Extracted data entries
* * * *

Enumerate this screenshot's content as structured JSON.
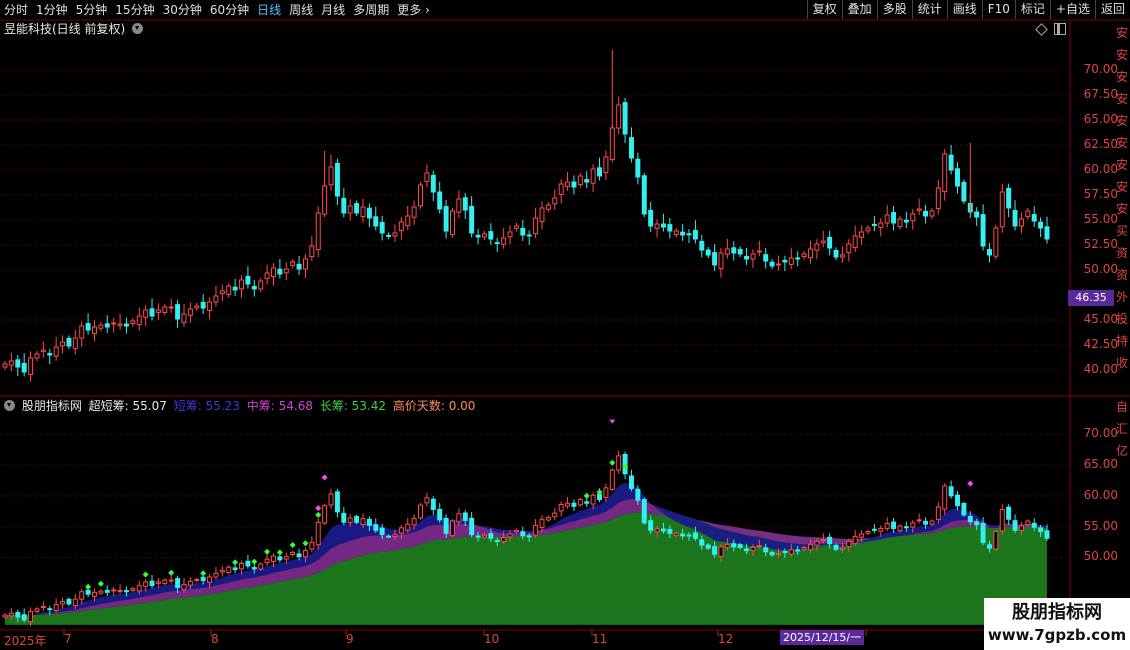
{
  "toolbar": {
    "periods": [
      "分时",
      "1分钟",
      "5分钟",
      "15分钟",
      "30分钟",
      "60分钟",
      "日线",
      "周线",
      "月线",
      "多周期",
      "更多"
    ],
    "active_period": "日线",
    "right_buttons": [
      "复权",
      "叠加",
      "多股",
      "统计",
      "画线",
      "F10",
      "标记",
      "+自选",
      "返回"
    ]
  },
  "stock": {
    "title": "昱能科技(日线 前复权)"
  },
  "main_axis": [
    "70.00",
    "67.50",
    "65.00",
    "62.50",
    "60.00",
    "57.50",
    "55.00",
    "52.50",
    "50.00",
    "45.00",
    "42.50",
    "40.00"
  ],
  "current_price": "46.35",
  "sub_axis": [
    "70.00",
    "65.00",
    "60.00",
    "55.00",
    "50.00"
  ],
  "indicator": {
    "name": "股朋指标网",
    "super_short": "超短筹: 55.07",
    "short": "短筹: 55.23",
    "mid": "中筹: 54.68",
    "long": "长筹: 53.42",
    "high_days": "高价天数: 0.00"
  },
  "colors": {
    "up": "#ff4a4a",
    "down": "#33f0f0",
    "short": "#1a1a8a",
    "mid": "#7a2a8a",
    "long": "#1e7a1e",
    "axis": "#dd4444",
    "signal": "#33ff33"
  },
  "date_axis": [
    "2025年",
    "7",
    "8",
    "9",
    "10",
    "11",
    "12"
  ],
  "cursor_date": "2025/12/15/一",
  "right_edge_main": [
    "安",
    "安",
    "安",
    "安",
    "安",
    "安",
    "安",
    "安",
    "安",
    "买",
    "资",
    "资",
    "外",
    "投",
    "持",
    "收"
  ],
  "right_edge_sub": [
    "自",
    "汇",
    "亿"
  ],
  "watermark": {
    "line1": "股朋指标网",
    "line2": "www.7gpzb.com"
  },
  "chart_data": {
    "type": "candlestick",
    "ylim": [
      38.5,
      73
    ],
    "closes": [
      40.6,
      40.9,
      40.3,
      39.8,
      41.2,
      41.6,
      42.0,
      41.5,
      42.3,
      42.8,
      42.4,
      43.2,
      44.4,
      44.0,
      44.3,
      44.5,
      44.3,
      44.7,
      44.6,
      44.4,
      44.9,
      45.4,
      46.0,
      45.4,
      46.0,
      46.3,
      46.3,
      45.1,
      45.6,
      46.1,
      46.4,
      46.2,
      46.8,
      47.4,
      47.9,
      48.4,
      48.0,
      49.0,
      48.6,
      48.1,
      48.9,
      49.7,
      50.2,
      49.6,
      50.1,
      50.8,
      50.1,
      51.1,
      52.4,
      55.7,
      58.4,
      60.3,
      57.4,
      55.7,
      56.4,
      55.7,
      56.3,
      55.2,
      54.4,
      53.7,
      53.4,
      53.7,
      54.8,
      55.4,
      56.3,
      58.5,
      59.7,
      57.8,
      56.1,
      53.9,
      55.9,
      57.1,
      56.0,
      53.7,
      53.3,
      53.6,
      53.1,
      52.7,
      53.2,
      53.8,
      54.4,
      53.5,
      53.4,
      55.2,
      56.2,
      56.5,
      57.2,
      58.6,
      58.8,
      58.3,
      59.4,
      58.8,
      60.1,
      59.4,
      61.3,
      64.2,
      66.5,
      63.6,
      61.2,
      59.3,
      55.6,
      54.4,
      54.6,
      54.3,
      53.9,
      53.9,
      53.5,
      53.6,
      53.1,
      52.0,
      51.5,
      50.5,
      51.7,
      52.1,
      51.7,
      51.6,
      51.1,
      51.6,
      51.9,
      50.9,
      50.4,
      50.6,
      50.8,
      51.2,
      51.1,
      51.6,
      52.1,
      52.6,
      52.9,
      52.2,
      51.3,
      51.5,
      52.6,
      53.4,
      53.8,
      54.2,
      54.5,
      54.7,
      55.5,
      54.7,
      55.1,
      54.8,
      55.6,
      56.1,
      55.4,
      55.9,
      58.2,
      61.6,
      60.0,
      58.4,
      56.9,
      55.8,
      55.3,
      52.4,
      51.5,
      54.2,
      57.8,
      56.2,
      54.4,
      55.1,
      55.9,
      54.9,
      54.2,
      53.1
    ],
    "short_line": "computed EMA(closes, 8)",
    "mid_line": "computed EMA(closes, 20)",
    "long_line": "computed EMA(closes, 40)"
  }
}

* * * *

** What to do **
Write out every record above exactly as it stands, but leave out the pictures.

** Answer to the problem **
Enumerate this screenshot's content as structured JSON.
{
  "toolbar": {
    "periods": [
      "分时",
      "1分钟",
      "5分钟",
      "15分钟",
      "30分钟",
      "60分钟",
      "日线",
      "周线",
      "月线",
      "多周期",
      "更多"
    ],
    "active_period": "日线",
    "right_buttons": [
      "复权",
      "叠加",
      "多股",
      "统计",
      "画线",
      "F10",
      "标记",
      "+自选",
      "返回"
    ]
  },
  "stock": {
    "title": "昱能科技(日线 前复权)"
  },
  "main_axis": [
    "70.00",
    "67.50",
    "65.00",
    "62.50",
    "60.00",
    "57.50",
    "55.00",
    "52.50",
    "50.00",
    "45.00",
    "42.50",
    "40.00"
  ],
  "current_price": "46.35",
  "sub_axis": [
    "70.00",
    "65.00",
    "60.00",
    "55.00",
    "50.00"
  ],
  "indicator": {
    "name": "股朋指标网",
    "super_short": "超短筹: 55.07",
    "short": "短筹: 55.23",
    "mid": "中筹: 54.68",
    "long": "长筹: 53.42",
    "high_days": "高价天数: 0.00"
  },
  "colors": {
    "up": "#ff4a4a",
    "down": "#33f0f0",
    "short": "#1a1a8a",
    "mid": "#7a2a8a",
    "long": "#1e7a1e",
    "axis": "#dd4444",
    "signal": "#33ff33"
  },
  "date_axis": [
    "2025年",
    "7",
    "8",
    "9",
    "10",
    "11",
    "12"
  ],
  "cursor_date": "2025/12/15/一",
  "right_edge_main": [
    "安",
    "安",
    "安",
    "安",
    "安",
    "安",
    "安",
    "安",
    "安",
    "买",
    "资",
    "资",
    "外",
    "投",
    "持",
    "收"
  ],
  "right_edge_sub": [
    "自",
    "汇",
    "亿"
  ],
  "watermark": {
    "line1": "股朋指标网",
    "line2": "www.7gpzb.com"
  },
  "chart_data": {
    "type": "candlestick",
    "ylim": [
      38.5,
      73
    ],
    "closes": [
      40.6,
      40.9,
      40.3,
      39.8,
      41.2,
      41.6,
      42.0,
      41.5,
      42.3,
      42.8,
      42.4,
      43.2,
      44.4,
      44.0,
      44.3,
      44.5,
      44.3,
      44.7,
      44.6,
      44.4,
      44.9,
      45.4,
      46.0,
      45.4,
      46.0,
      46.3,
      46.3,
      45.1,
      45.6,
      46.1,
      46.4,
      46.2,
      46.8,
      47.4,
      47.9,
      48.4,
      48.0,
      49.0,
      48.6,
      48.1,
      48.9,
      49.7,
      50.2,
      49.6,
      50.1,
      50.8,
      50.1,
      51.1,
      52.4,
      55.7,
      58.4,
      60.3,
      57.4,
      55.7,
      56.4,
      55.7,
      56.3,
      55.2,
      54.4,
      53.7,
      53.4,
      53.7,
      54.8,
      55.4,
      56.3,
      58.5,
      59.7,
      57.8,
      56.1,
      53.9,
      55.9,
      57.1,
      56.0,
      53.7,
      53.3,
      53.6,
      53.1,
      52.7,
      53.2,
      53.8,
      54.4,
      53.5,
      53.4,
      55.2,
      56.2,
      56.5,
      57.2,
      58.6,
      58.8,
      58.3,
      59.4,
      58.8,
      60.1,
      59.4,
      61.3,
      64.2,
      66.5,
      63.6,
      61.2,
      59.3,
      55.6,
      54.4,
      54.6,
      54.3,
      53.9,
      53.9,
      53.5,
      53.6,
      53.1,
      52.0,
      51.5,
      50.5,
      51.7,
      52.1,
      51.7,
      51.6,
      51.1,
      51.6,
      51.9,
      50.9,
      50.4,
      50.6,
      50.8,
      51.2,
      51.1,
      51.6,
      52.1,
      52.6,
      52.9,
      52.2,
      51.3,
      51.5,
      52.6,
      53.4,
      53.8,
      54.2,
      54.5,
      54.7,
      55.5,
      54.7,
      55.1,
      54.8,
      55.6,
      56.1,
      55.4,
      55.9,
      58.2,
      61.6,
      60.0,
      58.4,
      56.9,
      55.8,
      55.3,
      52.4,
      51.5,
      54.2,
      57.8,
      56.2,
      54.4,
      55.1,
      55.9,
      54.9,
      54.2,
      53.1
    ],
    "short_line": "computed EMA(closes, 8)",
    "mid_line": "computed EMA(closes, 20)",
    "long_line": "computed EMA(closes, 40)"
  }
}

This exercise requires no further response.